STATED EXERCISE:
Gather from the listing below each line that includes the word "this", and copy it.
<<<<
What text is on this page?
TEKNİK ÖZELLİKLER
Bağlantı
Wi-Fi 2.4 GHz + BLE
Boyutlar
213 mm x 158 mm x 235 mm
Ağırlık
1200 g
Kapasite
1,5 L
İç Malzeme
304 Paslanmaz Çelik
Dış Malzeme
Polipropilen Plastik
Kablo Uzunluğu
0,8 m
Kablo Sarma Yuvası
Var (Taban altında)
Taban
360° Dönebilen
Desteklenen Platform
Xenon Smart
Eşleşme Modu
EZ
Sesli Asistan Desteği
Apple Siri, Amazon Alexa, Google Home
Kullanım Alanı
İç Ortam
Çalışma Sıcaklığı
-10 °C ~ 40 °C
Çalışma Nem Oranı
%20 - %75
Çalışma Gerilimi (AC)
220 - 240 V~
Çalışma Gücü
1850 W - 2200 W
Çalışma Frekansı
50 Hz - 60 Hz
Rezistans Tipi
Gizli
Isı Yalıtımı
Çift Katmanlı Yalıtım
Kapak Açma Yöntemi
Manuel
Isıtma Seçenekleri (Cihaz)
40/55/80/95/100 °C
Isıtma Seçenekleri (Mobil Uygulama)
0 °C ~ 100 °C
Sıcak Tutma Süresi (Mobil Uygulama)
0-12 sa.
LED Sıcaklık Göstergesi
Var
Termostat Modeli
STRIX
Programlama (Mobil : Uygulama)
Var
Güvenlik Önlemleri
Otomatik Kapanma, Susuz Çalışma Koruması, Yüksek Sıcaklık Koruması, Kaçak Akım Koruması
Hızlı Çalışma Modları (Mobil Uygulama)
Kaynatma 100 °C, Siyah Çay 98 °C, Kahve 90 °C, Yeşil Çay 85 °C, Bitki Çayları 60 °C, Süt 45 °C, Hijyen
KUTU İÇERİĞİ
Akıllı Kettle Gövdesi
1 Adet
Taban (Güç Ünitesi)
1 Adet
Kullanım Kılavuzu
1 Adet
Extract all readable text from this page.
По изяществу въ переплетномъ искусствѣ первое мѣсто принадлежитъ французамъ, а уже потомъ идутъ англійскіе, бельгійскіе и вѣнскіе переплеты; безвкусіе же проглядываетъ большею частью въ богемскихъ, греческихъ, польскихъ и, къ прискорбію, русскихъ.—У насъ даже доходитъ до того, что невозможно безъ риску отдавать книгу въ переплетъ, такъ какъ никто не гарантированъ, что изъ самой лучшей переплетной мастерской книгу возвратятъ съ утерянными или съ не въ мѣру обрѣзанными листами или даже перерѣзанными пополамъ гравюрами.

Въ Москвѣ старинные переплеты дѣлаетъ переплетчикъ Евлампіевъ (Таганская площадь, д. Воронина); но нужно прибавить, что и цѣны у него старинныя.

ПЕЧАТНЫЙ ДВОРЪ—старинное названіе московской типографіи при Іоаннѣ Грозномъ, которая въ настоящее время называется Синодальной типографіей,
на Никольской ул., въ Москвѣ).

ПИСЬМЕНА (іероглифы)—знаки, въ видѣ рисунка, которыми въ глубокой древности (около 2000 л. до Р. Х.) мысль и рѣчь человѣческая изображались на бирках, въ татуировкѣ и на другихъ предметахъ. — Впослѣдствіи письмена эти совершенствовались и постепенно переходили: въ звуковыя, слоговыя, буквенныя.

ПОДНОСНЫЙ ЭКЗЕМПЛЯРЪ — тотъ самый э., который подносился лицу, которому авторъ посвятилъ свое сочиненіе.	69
>>>>
THE RESULT:
What text is on this page?
Extract all readable text from this page.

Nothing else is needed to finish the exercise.